- **Your objective**:
Below is a set of records. Repeat all of them exactly.

- **Data to use**:
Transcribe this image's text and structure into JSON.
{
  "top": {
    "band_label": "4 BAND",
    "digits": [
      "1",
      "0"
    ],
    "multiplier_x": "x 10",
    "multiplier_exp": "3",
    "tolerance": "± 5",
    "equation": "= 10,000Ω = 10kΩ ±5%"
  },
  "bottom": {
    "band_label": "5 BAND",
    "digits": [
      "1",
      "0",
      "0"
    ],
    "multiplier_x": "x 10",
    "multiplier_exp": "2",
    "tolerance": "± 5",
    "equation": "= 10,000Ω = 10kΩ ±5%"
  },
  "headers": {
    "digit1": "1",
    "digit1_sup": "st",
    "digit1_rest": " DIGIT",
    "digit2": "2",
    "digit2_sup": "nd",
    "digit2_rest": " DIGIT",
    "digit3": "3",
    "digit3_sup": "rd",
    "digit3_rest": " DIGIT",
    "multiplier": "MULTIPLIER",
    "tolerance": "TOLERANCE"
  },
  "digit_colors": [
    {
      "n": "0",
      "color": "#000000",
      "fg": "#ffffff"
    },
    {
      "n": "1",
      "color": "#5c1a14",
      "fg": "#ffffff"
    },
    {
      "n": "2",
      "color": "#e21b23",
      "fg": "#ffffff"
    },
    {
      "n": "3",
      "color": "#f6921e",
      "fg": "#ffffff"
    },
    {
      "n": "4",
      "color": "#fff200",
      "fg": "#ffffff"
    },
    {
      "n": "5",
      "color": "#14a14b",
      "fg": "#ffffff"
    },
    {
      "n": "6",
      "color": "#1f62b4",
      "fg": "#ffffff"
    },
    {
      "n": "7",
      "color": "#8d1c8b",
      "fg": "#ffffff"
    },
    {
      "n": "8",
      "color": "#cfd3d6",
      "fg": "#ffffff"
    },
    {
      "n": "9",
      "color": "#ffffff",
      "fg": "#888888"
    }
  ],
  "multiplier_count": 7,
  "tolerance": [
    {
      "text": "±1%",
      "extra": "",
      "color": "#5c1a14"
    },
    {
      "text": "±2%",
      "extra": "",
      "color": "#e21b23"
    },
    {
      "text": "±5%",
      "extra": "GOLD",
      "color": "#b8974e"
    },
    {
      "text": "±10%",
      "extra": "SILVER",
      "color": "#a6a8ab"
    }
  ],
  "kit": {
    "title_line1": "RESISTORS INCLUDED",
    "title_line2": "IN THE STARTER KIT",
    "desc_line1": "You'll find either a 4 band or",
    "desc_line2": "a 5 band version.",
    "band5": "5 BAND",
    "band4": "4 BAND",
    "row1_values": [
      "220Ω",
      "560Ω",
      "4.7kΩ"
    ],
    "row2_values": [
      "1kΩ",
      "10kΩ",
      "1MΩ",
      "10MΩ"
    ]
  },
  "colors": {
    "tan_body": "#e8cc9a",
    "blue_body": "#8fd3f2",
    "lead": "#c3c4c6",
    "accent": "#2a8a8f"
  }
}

- **Final answer**:
Transcribe this image's text and structure into JSON.
{
  "top": {
    "band_label": "4 BAND",
    "digits": [
      "1",
      "0"
    ],
    "multiplier_x": "x 10",
    "multiplier_exp": "3",
    "tolerance": "± 5",
    "equation": "= 10,000Ω = 10kΩ ±5%"
  },
  "bottom": {
    "band_label": "5 BAND",
    "digits": [
      "1",
      "0",
      "0"
    ],
    "multiplier_x": "x 10",
    "multiplier_exp": "2",
    "tolerance": "± 5",
    "equation": "= 10,000Ω = 10kΩ ±5%"
  },
  "headers": {
    "digit1": "1",
    "digit1_sup": "st",
    "digit1_rest": " DIGIT",
    "digit2": "2",
    "digit2_sup": "nd",
    "digit2_rest": " DIGIT",
    "digit3": "3",
    "digit3_sup": "rd",
    "digit3_rest": " DIGIT",
    "multiplier": "MULTIPLIER",
    "tolerance": "TOLERANCE"
  },
  "digit_colors": [
    {
      "n": "0",
      "color": "#000000",
      "fg": "#ffffff"
    },
    {
      "n": "1",
      "color": "#5c1a14",
      "fg": "#ffffff"
    },
    {
      "n": "2",
      "color": "#e21b23",
      "fg": "#ffffff"
    },
    {
      "n": "3",
      "color": "#f6921e",
      "fg": "#ffffff"
    },
    {
      "n": "4",
      "color": "#fff200",
      "fg": "#ffffff"
    },
    {
      "n": "5",
      "color": "#14a14b",
      "fg": "#ffffff"
    },
    {
      "n": "6",
      "color": "#1f62b4",
      "fg": "#ffffff"
    },
    {
      "n": "7",
      "color": "#8d1c8b",
      "fg": "#ffffff"
    },
    {
      "n": "8",
      "color": "#cfd3d6",
      "fg": "#ffffff"
    },
    {
      "n": "9",
      "color": "#ffffff",
      "fg": "#888888"
    }
  ],
  "multiplier_count": 7,
  "tolerance": [
    {
      "text": "±1%",
      "extra": "",
      "color": "#5c1a14"
    },
    {
      "text": "±2%",
      "extra": "",
      "color": "#e21b23"
    },
    {
      "text": "±5%",
      "extra": "GOLD",
      "color": "#b8974e"
    },
    {
      "text": "±10%",
      "extra": "SILVER",
      "color": "#a6a8ab"
    }
  ],
  "kit": {
    "title_line1": "RESISTORS INCLUDED",
    "title_line2": "IN THE STARTER KIT",
    "desc_line1": "You'll find either a 4 band or",
    "desc_line2": "a 5 band version.",
    "band5": "5 BAND",
    "band4": "4 BAND",
    "row1_values": [
      "220Ω",
      "560Ω",
      "4.7kΩ"
    ],
    "row2_values": [
      "1kΩ",
      "10kΩ",
      "1MΩ",
      "10MΩ"
    ]
  },
  "colors": {
    "tan_body": "#e8cc9a",
    "blue_body": "#8fd3f2",
    "lead": "#c3c4c6",
    "accent": "#2a8a8f"
  }
}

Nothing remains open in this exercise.